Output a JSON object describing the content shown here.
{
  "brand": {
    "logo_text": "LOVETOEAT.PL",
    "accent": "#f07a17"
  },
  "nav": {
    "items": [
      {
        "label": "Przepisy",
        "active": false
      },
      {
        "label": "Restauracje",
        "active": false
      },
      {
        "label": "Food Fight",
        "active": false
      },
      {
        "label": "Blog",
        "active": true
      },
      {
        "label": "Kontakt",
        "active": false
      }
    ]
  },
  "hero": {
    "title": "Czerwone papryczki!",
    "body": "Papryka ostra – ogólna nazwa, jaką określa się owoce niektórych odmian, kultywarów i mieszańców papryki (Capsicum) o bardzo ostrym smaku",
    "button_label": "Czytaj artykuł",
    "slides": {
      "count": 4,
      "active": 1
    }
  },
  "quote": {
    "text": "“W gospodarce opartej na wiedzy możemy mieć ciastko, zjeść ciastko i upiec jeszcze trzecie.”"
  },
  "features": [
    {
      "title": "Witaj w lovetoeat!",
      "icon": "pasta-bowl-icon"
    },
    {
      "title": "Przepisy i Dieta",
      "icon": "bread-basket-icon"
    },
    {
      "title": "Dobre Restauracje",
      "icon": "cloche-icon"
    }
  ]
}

++++

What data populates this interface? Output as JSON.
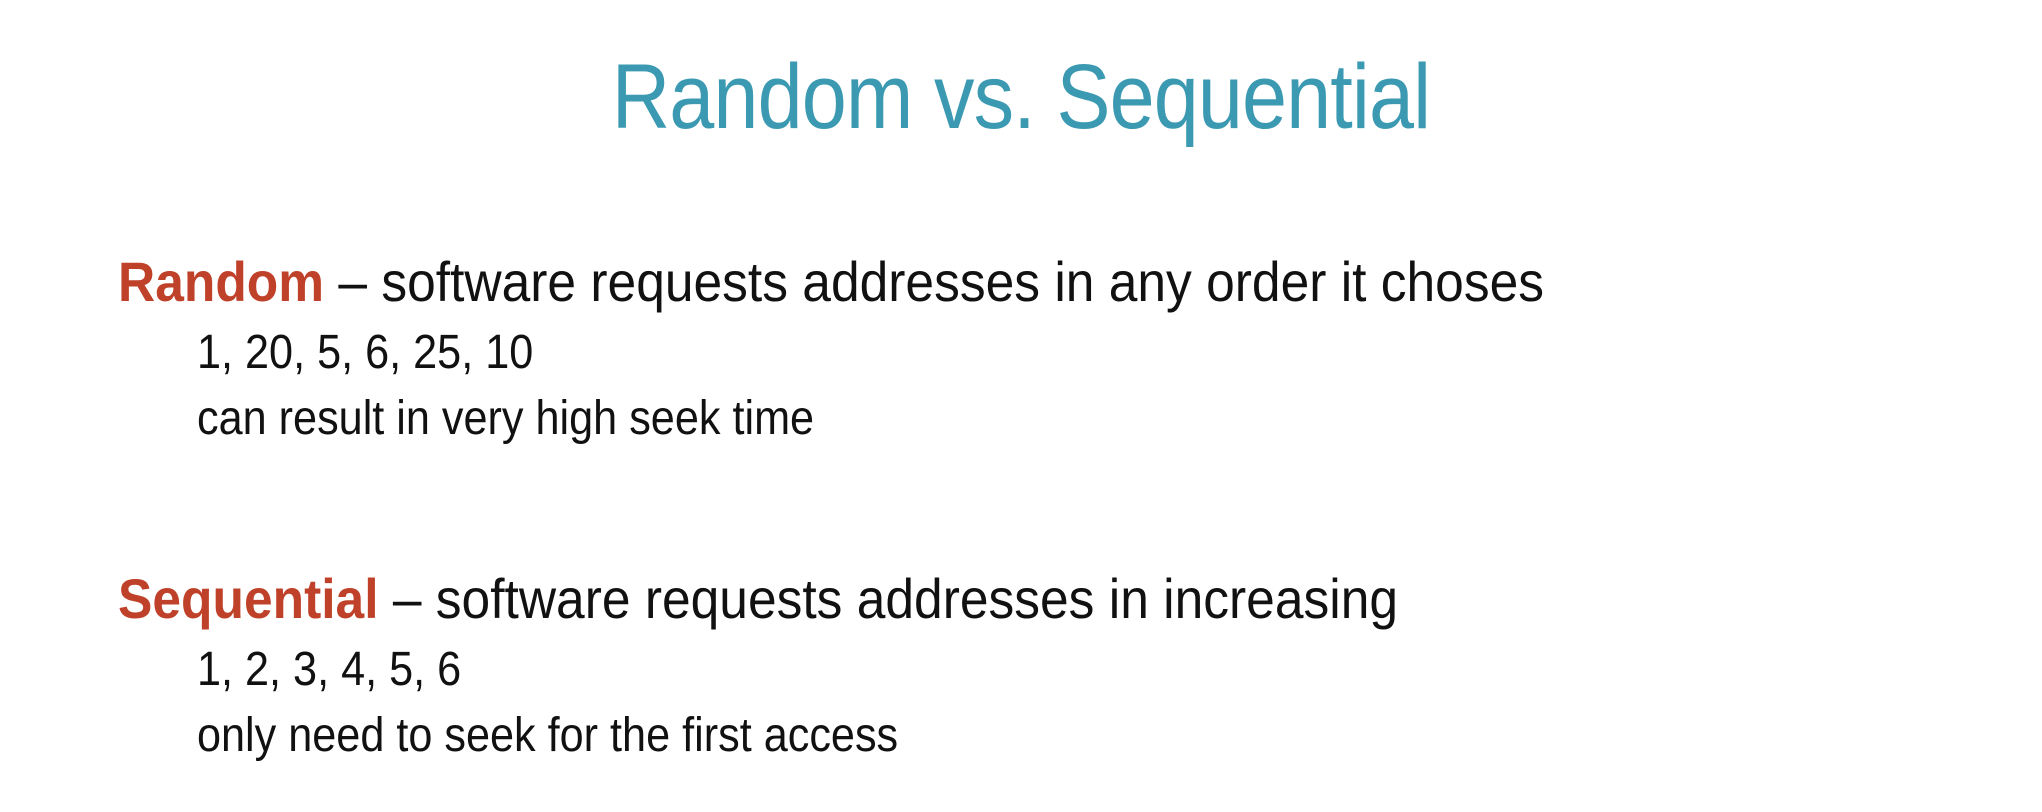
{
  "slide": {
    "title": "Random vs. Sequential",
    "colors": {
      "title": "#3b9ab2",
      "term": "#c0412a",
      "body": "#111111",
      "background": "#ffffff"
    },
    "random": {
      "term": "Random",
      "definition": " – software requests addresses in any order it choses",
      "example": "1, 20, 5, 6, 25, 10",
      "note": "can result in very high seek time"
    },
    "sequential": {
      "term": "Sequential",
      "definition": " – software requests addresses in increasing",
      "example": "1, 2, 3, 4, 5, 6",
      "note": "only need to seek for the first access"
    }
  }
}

++++

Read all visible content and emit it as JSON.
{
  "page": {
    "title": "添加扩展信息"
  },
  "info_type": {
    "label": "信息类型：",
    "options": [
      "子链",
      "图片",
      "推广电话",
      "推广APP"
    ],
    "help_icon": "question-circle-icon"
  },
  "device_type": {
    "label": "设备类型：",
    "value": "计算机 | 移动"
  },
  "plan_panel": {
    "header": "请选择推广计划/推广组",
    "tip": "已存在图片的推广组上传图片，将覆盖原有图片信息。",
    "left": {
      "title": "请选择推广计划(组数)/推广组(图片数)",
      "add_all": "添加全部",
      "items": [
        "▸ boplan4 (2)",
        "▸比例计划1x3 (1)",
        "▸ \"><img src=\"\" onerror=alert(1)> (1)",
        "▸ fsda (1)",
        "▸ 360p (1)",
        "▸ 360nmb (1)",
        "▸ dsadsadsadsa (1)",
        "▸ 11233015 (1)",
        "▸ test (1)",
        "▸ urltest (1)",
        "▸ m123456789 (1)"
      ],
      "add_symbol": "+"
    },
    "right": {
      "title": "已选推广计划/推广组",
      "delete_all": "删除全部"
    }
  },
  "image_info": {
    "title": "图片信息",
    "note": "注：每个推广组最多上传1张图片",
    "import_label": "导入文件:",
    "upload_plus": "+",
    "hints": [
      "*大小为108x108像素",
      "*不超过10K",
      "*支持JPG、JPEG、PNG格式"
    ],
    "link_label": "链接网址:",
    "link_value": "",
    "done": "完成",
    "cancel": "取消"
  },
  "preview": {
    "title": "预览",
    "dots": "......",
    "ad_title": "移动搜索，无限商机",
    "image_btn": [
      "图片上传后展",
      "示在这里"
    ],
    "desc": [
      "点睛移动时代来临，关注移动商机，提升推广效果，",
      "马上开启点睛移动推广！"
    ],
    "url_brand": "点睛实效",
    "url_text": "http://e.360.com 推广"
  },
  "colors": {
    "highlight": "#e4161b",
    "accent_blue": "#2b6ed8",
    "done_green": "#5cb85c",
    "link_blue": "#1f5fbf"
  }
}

++++

AIM: Reproduce each line of the material containing the word "content".

SOLUTION TO THE EXERCISE:
Output a JSON object describing the content shown here.
Read all visible content and emit it as JSON.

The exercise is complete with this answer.